━━ Entries provided ━━

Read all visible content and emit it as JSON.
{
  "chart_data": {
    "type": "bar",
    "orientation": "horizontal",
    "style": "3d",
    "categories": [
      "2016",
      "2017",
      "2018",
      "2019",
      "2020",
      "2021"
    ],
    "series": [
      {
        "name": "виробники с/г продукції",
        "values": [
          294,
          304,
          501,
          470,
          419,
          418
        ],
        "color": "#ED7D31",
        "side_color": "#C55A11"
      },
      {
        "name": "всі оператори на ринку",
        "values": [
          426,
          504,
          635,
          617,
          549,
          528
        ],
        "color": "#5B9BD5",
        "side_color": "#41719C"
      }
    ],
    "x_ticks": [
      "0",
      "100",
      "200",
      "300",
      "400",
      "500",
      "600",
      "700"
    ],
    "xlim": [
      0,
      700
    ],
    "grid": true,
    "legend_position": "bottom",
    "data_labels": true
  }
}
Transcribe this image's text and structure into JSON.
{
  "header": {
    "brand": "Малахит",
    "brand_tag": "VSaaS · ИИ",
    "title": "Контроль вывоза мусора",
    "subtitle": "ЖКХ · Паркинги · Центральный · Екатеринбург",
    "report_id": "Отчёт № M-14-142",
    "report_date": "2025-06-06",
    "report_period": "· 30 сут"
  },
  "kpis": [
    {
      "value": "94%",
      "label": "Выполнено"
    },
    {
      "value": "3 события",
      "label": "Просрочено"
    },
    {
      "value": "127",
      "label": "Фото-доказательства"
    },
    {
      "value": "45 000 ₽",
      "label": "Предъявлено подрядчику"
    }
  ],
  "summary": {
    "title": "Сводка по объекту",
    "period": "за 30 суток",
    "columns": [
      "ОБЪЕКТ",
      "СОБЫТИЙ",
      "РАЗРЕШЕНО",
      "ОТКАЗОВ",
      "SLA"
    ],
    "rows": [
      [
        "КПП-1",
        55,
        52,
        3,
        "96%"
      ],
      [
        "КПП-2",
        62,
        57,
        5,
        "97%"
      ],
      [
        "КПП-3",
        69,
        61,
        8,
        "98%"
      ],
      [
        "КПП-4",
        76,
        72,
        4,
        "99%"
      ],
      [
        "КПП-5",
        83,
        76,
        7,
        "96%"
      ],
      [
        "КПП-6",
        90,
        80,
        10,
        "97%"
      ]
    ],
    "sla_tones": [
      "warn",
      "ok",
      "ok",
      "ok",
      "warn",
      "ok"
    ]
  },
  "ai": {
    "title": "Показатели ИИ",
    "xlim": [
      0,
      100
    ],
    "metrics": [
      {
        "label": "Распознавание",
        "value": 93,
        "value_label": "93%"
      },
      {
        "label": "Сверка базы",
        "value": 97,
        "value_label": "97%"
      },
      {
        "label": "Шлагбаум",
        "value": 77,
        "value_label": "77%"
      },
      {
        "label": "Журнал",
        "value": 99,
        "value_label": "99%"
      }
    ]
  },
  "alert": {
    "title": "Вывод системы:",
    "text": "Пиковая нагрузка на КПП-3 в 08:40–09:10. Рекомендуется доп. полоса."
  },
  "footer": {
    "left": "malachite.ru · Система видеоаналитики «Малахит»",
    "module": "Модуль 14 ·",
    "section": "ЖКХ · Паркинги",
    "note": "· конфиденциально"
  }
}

━━━

Exercise prompt:
Transcribe every entry exactly.

Solution for this problem:
Read all visible content and emit it as JSON.
{
  "chart_data": {
    "type": "bar",
    "orientation": "horizontal",
    "style": "3d",
    "categories": [
      "2016",
      "2017",
      "2018",
      "2019",
      "2020",
      "2021"
    ],
    "series": [
      {
        "name": "виробники с/г продукції",
        "values": [
          294,
          304,
          501,
          470,
          419,
          418
        ],
        "color": "#ED7D31",
        "side_color": "#C55A11"
      },
      {
        "name": "всі оператори на ринку",
        "values": [
          426,
          504,
          635,
          617,
          549,
          528
        ],
        "color": "#5B9BD5",
        "side_color": "#41719C"
      }
    ],
    "x_ticks": [
      "0",
      "100",
      "200",
      "300",
      "400",
      "500",
      "600",
      "700"
    ],
    "xlim": [
      0,
      700
    ],
    "grid": true,
    "legend_position": "bottom",
    "data_labels": true
  }
}
Transcribe this image's text and structure into JSON.
{
  "header": {
    "brand": "Малахит",
    "brand_tag": "VSaaS · ИИ",
    "title": "Контроль вывоза мусора",
    "subtitle": "ЖКХ · Паркинги · Центральный · Екатеринбург",
    "report_id": "Отчёт № M-14-142",
    "report_date": "2025-06-06",
    "report_period": "· 30 сут"
  },
  "kpis": [
    {
      "value": "94%",
      "label": "Выполнено"
    },
    {
      "value": "3 события",
      "label": "Просрочено"
    },
    {
      "value": "127",
      "label": "Фото-доказательства"
    },
    {
      "value": "45 000 ₽",
      "label": "Предъявлено подрядчику"
    }
  ],
  "summary": {
    "title": "Сводка по объекту",
    "period": "за 30 суток",
    "columns": [
      "ОБЪЕКТ",
      "СОБЫТИЙ",
      "РАЗРЕШЕНО",
      "ОТКАЗОВ",
      "SLA"
    ],
    "rows": [
      [
        "КПП-1",
        55,
        52,
        3,
        "96%"
      ],
      [
        "КПП-2",
        62,
        57,
        5,
        "97%"
      ],
      [
        "КПП-3",
        69,
        61,
        8,
        "98%"
      ],
      [
        "КПП-4",
        76,
        72,
        4,
        "99%"
      ],
      [
        "КПП-5",
        83,
        76,
        7,
        "96%"
      ],
      [
        "КПП-6",
        90,
        80,
        10,
        "97%"
      ]
    ],
    "sla_tones": [
      "warn",
      "ok",
      "ok",
      "ok",
      "warn",
      "ok"
    ]
  },
  "ai": {
    "title": "Показатели ИИ",
    "xlim": [
      0,
      100
    ],
    "metrics": [
      {
        "label": "Распознавание",
        "value": 93,
        "value_label": "93%"
      },
      {
        "label": "Сверка базы",
        "value": 97,
        "value_label": "97%"
      },
      {
        "label": "Шлагбаум",
        "value": 77,
        "value_label": "77%"
      },
      {
        "label": "Журнал",
        "value": 99,
        "value_label": "99%"
      }
    ]
  },
  "alert": {
    "title": "Вывод системы:",
    "text": "Пиковая нагрузка на КПП-3 в 08:40–09:10. Рекомендуется доп. полоса."
  },
  "footer": {
    "left": "malachite.ru · Система видеоаналитики «Малахит»",
    "module": "Модуль 14 ·",
    "section": "ЖКХ · Паркинги",
    "note": "· конфиденциально"
  }
}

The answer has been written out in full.